═══ Information provided ═══

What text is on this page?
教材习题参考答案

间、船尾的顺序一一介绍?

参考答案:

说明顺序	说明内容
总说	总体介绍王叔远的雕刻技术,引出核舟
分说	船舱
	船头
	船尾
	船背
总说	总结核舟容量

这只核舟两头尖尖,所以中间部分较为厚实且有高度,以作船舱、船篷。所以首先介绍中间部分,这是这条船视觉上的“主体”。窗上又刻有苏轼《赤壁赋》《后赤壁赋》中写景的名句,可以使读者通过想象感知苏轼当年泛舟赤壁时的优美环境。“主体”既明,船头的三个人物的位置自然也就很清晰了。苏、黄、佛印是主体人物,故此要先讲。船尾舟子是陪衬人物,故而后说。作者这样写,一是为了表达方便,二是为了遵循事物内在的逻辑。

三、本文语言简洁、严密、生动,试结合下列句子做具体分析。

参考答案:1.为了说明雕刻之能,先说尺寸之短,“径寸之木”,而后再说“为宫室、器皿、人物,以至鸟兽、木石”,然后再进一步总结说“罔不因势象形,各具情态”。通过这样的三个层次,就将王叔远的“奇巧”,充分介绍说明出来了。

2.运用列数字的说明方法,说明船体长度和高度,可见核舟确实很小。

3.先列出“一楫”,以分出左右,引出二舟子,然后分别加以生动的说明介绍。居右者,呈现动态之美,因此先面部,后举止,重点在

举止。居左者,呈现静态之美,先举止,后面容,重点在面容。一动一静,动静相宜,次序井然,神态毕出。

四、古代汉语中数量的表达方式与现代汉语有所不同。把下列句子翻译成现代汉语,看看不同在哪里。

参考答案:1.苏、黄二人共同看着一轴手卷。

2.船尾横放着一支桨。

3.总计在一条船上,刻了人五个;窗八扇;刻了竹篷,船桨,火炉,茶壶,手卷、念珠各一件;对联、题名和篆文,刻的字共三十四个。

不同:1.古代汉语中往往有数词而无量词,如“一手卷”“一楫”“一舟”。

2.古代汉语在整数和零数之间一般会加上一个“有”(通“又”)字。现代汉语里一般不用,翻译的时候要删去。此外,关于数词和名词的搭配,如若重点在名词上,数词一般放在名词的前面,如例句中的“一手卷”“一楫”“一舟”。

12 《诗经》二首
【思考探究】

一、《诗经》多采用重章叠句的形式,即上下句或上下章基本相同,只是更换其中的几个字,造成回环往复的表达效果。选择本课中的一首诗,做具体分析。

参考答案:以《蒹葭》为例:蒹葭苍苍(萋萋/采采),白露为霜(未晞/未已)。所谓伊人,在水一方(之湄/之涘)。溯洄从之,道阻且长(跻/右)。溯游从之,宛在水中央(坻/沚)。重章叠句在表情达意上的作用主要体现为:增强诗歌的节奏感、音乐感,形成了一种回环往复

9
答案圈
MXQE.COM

═══
═══ Information provided ═══

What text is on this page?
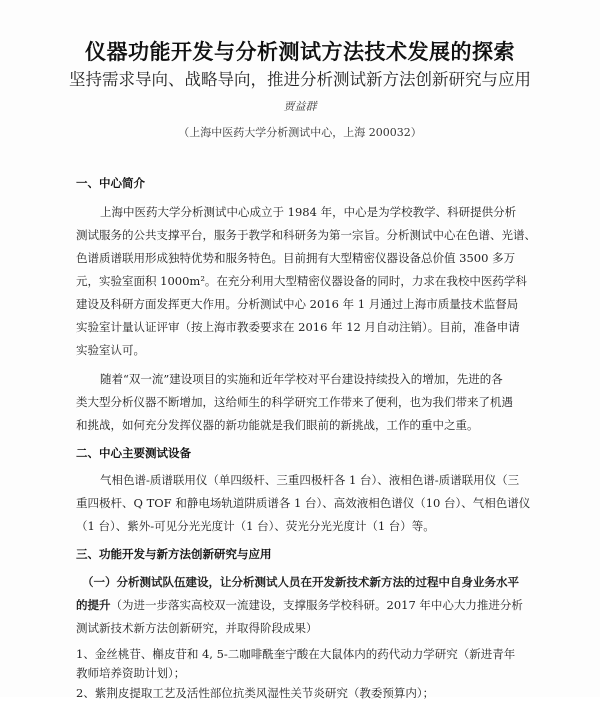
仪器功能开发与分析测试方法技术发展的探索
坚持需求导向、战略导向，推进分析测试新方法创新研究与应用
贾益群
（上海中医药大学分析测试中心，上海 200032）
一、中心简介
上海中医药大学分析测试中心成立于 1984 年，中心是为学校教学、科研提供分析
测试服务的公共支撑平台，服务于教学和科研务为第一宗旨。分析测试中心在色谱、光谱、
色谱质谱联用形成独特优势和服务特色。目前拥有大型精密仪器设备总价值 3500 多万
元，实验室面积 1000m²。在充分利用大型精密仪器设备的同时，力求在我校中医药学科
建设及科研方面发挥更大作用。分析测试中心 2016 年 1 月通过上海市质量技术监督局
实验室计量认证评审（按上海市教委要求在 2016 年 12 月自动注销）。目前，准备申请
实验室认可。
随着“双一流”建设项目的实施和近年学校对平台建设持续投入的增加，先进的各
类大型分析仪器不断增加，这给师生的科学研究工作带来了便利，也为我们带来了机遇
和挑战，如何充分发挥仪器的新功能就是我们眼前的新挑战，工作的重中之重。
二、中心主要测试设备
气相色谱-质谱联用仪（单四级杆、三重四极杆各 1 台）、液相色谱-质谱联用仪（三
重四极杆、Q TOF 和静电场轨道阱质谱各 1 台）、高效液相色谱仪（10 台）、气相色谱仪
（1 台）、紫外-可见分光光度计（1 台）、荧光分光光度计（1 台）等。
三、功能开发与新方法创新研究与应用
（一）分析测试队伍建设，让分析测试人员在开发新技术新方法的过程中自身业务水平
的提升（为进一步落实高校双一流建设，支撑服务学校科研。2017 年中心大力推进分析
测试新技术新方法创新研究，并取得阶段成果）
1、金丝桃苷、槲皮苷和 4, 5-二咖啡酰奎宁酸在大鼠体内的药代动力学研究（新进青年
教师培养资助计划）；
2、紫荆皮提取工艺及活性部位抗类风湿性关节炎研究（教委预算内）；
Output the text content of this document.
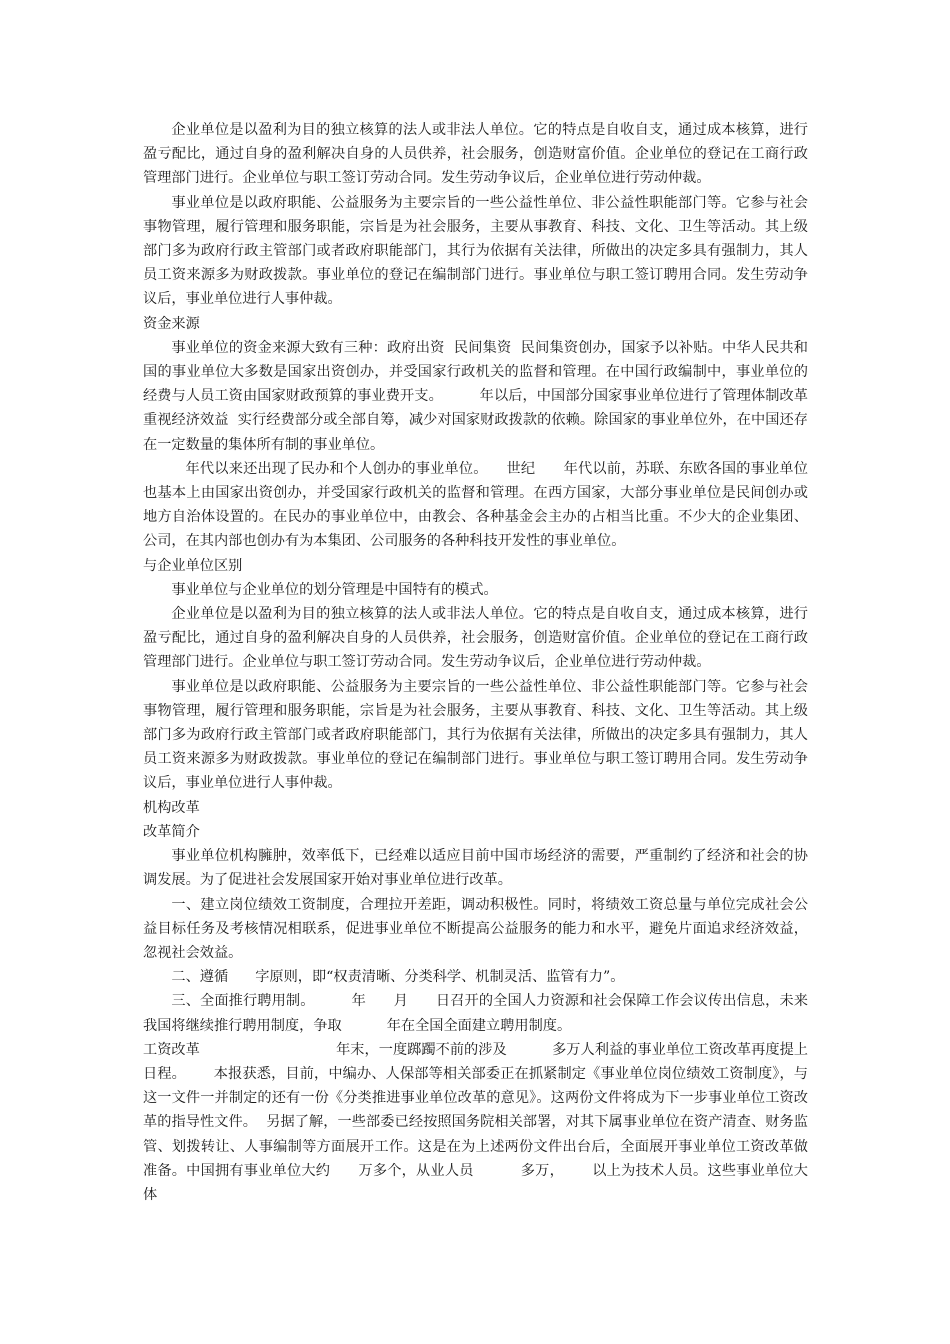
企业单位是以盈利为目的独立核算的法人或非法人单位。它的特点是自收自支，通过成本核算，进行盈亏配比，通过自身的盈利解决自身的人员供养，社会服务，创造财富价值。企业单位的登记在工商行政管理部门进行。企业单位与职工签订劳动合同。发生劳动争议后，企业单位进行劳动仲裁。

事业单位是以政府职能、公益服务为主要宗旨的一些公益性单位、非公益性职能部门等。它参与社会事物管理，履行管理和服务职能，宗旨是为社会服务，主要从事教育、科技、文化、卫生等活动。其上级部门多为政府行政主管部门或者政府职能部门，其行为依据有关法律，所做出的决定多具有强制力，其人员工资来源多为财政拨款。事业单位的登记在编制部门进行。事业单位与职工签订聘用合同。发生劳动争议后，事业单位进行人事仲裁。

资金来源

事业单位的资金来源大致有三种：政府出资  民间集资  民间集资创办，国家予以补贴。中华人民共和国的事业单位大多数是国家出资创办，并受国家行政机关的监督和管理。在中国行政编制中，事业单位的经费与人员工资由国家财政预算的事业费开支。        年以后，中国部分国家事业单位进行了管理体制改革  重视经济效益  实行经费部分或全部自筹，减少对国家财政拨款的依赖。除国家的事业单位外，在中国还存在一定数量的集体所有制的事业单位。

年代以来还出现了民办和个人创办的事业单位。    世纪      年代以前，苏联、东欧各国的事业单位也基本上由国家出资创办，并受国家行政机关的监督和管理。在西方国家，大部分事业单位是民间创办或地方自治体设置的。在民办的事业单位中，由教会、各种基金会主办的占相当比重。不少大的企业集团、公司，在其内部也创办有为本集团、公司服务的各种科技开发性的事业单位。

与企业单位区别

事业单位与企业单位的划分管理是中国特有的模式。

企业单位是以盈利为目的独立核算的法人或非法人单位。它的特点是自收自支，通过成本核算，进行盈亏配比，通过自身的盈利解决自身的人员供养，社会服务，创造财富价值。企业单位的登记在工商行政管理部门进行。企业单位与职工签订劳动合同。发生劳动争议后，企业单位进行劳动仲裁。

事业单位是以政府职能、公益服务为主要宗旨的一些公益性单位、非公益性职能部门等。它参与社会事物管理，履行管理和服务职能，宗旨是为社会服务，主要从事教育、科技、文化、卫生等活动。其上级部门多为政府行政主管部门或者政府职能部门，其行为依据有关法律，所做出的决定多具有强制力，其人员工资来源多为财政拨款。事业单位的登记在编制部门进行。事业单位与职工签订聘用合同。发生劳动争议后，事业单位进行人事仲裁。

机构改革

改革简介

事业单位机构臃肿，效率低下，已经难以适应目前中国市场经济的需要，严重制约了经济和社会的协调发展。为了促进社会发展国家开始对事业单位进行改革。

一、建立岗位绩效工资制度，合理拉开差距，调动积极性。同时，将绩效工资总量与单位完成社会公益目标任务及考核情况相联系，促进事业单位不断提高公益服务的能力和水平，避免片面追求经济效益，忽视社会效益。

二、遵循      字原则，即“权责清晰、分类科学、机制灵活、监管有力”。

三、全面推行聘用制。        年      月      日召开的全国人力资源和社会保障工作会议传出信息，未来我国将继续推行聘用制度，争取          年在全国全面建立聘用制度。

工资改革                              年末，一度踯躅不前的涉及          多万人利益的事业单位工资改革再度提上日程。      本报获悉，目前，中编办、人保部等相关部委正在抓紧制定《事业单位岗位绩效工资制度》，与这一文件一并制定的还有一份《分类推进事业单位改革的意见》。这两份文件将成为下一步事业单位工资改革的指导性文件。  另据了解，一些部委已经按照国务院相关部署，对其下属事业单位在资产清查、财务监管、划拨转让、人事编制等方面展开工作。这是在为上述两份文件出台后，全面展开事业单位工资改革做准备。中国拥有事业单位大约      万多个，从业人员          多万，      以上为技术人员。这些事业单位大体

═══
═══ Information provided ═══

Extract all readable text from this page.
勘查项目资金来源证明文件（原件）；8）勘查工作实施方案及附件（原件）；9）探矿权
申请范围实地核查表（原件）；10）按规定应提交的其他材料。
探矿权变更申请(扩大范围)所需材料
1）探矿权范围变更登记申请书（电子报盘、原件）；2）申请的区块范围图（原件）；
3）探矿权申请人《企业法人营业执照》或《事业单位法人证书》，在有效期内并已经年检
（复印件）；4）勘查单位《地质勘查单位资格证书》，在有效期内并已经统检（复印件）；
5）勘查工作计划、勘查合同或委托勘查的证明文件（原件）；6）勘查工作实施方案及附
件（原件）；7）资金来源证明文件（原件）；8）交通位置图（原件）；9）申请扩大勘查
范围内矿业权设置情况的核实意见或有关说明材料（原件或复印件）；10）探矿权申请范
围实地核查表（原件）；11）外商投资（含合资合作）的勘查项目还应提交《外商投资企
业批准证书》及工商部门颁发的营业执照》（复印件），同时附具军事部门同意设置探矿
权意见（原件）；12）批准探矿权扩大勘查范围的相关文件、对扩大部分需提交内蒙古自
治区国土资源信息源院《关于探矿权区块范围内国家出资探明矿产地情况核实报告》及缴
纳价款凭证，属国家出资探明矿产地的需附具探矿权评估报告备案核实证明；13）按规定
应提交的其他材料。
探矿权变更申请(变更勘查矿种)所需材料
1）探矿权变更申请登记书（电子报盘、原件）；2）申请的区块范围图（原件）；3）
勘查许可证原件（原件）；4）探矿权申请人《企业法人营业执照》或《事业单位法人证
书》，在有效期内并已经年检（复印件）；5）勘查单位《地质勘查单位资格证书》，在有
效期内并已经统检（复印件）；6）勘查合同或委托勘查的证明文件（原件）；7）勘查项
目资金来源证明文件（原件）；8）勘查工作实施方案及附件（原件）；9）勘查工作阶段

═══

Find every line in the records above that holds the word "申请的区块范围图", and copy each one.

1）探矿权范围变更登记申请书（电子报盘、原件）；2）申请的区块范围图（原件）；
1）探矿权变更申请登记书（电子报盘、原件）；2）申请的区块范围图（原件）；3）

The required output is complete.